>> Begin Rows

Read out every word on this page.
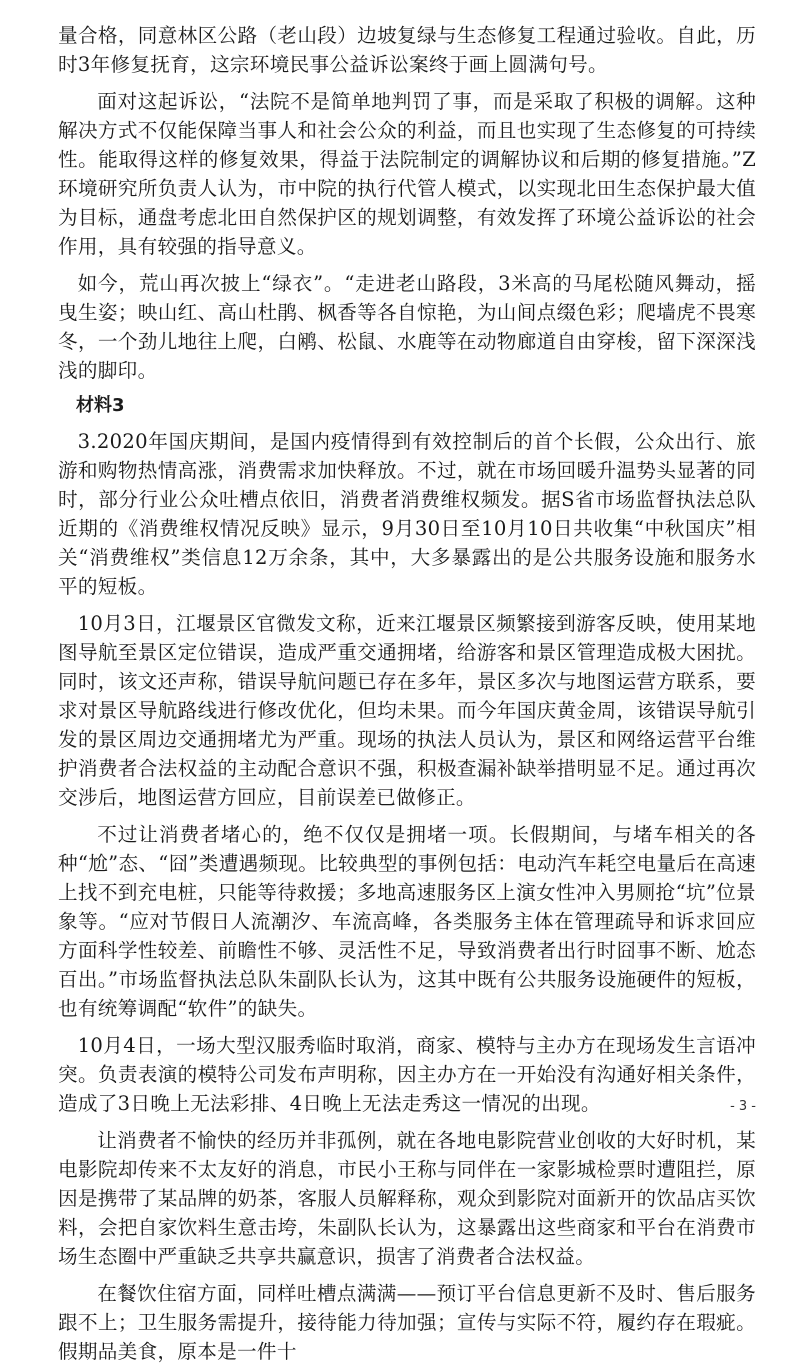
量合格，同意林区公路（老山段）边坡复绿与生态修复工程通过验收。自此，历时3年修复抚育，这宗环境民事公益诉讼案终于画上圆满句号。

面对这起诉讼，“法院不是简单地判罚了事，而是采取了积极的调解。这种解决方式不仅能保障当事人和社会公众的利益，而且也实现了生态修复的可持续性。能取得这样的修复效果，得益于法院制定的调解协议和后期的修复措施。”Z环境研究所负责人认为，市中院的执行代管人模式，以实现北田生态保护最大值为目标，通盘考虑北田自然保护区的规划调整，有效发挥了环境公益诉讼的社会作用，具有较强的指导意义。

如今，荒山再次披上“绿衣”。“走进老山路段，3米高的马尾松随风舞动，摇曳生姿；映山红、高山杜鹃、枫香等各自惊艳，为山间点缀色彩；爬墙虎不畏寒冬，一个劲儿地往上爬，白鹇、松鼠、水鹿等在动物廊道自由穿梭，留下深深浅浅的脚印。

材料3

3.2020年国庆期间，是国内疫情得到有效控制后的首个长假，公众出行、旅游和购物热情高涨，消费需求加快释放。不过，就在市场回暖升温势头显著的同时，部分行业公众吐槽点依旧，消费者消费维权频发。据S省市场监督执法总队近期的《消费维权情况反映》显示，9月30日至10月10日共收集“中秋国庆”相关“消费维权”类信息12万余条，其中，大多暴露出的是公共服务设施和服务水平的短板。

10月3日，江堰景区官微发文称，近来江堰景区频繁接到游客反映，使用某地图导航至景区定位错误，造成严重交通拥堵，给游客和景区管理造成极大困扰。同时，该文还声称，错误导航问题已存在多年，景区多次与地图运营方联系，要求对景区导航路线进行修改优化，但均未果。而今年国庆黄金周，该错误导航引发的景区周边交通拥堵尤为严重。现场的执法人员认为，景区和网络运营平台维护消费者合法权益的主动配合意识不强，积极查漏补缺举措明显不足。通过再次交涉后，地图运营方回应，目前误差已做修正。

不过让消费者堵心的，绝不仅仅是拥堵一项。长假期间，与堵车相关的各种“尬”态、“囧”类遭遇频现。比较典型的事例包括：电动汽车耗空电量后在高速上找不到充电桩，只能等待救援；多地高速服务区上演女性冲入男厕抢“坑”位景象等。“应对节假日人流潮汐、车流高峰，各类服务主体在管理疏导和诉求回应方面科学性较差、前瞻性不够、灵活性不足，导致消费者出行时囧事不断、尬态百出。”市场监督执法总队朱副队长认为，这其中既有公共服务设施硬件的短板，也有统筹调配“软件”的缺失。

10月4日，一场大型汉服秀临时取消，商家、模特与主办方在现场发生言语冲突。负责表演的模特公司发布声明称，因主办方在一开始没有沟通好相关条件，造成了3日晚上无法彩排、4日晚上无法走秀这一情况的出现。

让消费者不愉快的经历并非孤例，就在各地电影院营业创收的大好时机，某电影院却传来不太友好的消息，市民小王称与同伴在一家影城检票时遭阻拦，原因是携带了某品牌的奶茶，客服人员解释称，观众到影院对面新开的饮品店买饮料，会把自家饮料生意击垮，朱副队长认为，这暴露出这些商家和平台在消费市场生态圈中严重缺乏共享共赢意识，损害了消费者合法权益。

在餐饮住宿方面，同样吐槽点满满——预订平台信息更新不及时、售后服务跟不上；卫生服务需提升，接待能力待加强；宣传与实际不符，履约存在瑕疵。假期品美食，原本是一件十

- 3 -
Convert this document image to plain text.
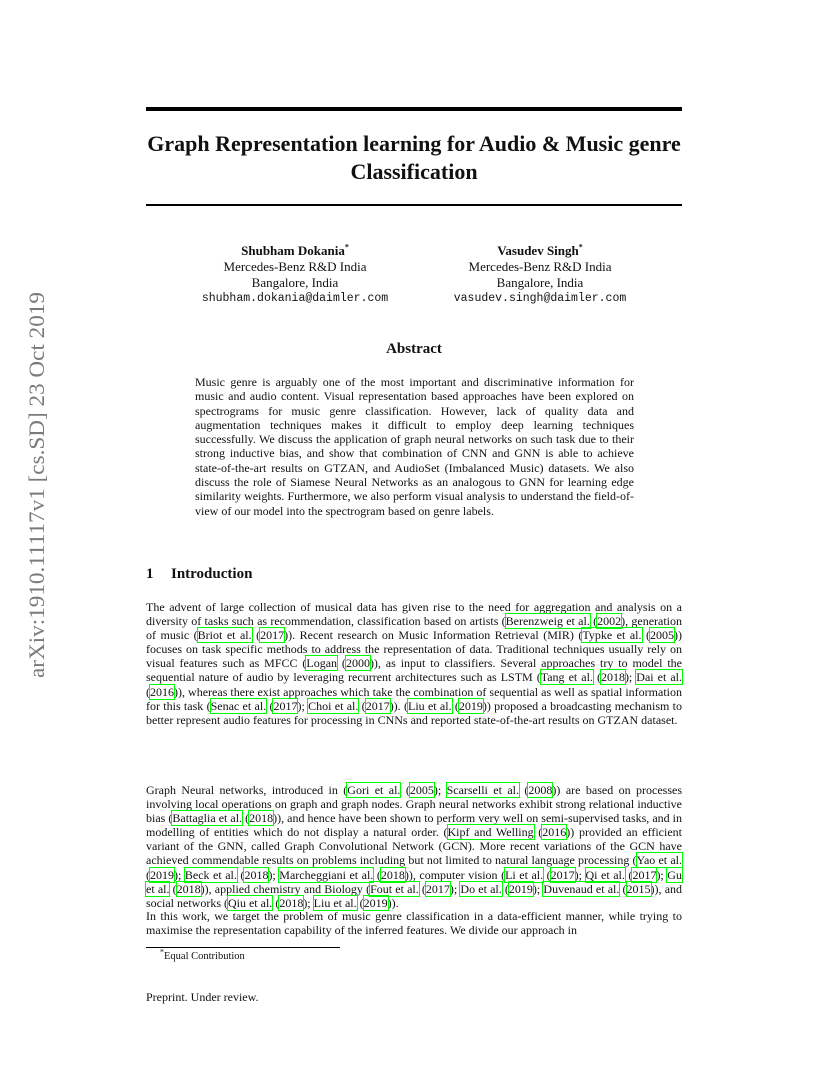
arXiv:1910.11117v1 [cs.SD] 23 Oct 2019
Graph Representation learning for Audio & Music genre Classification
Shubham Dokania*
Mercedes-Benz R&D India
Bangalore, India
shubham.dokania@daimler.com
Vasudev Singh*
Mercedes-Benz R&D India
Bangalore, India
vasudev.singh@daimler.com
Abstract

Music genre is arguably one of the most important and discriminative information for music and audio content. Visual representation based approaches have been explored on spectrograms for music genre classification. However, lack of quality data and augmentation techniques makes it difficult to employ deep learning techniques successfully. We discuss the application of graph neural networks on such task due to their strong inductive bias, and show that combination of CNN and GNN is able to achieve state-of-the-art results on GTZAN, and AudioSet (Imbalanced Music) datasets. We also discuss the role of Siamese Neural Networks as an analogous to GNN for learning edge similarity weights. Furthermore, we also perform visual analysis to understand the field-of-view of our model into the spectrogram based on genre labels.

1 Introduction

The advent of large collection of musical data has given rise to the need for aggregation and analysis on a diversity of tasks such as recommendation, classification based on artists (Berenzweig et al. (2002), generation of music (Briot et al. (2017)). Recent research on Music Information Retrieval (MIR) (Typke et al. (2005)) focuses on task specific methods to address the representation of data. Traditional techniques usually rely on visual features such as MFCC (Logan (2000)), as input to classifiers. Several approaches try to model the sequential nature of audio by leveraging recurrent architectures such as LSTM (Tang et al. (2018); Dai et al. (2016)), whereas there exist approaches which take the combination of sequential as well as spatial information for this task (Senac et al. (2017); Choi et al. (2017)). (Liu et al. (2019)) proposed a broadcasting mechanism to better represent audio features for processing in CNNs and reported state-of-the-art results on GTZAN dataset.

Graph Neural networks, introduced in (Gori et al. (2005); Scarselli et al. (2008)) are based on processes involving local operations on graph and graph nodes. Graph neural networks exhibit strong relational inductive bias (Battaglia et al. (2018)), and hence have been shown to perform very well on semi-supervised tasks, and in modelling of entities which do not display a natural order. (Kipf and Welling (2016)) provided an efficient variant of the GNN, called Graph Convolutional Network (GCN). More recent variations of the GCN have achieved commendable results on problems including but not limited to natural language processing (Yao et al. (2019); Beck et al. (2018); Marcheggiani et al. (2018)), computer vision (Li et al. (2017); Qi et al. (2017); Gu et al. (2018)), applied chemistry and Biology (Fout et al. (2017); Do et al. (2019); Duvenaud et al. (2015)), and social networks (Qiu et al. (2018); Liu et al. (2019)).

In this work, we target the problem of music genre classification in a data-efficient manner, while trying to maximise the representation capability of the inferred features. We divide our approach in

*Equal Contribution

Preprint. Under review.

>> End Rows

**Exercise**
Keep only the lines that hold the string "daimler", and copy them out.

**Response to this task**
shubham.dokania@daimler.com
vasudev.singh@daimler.com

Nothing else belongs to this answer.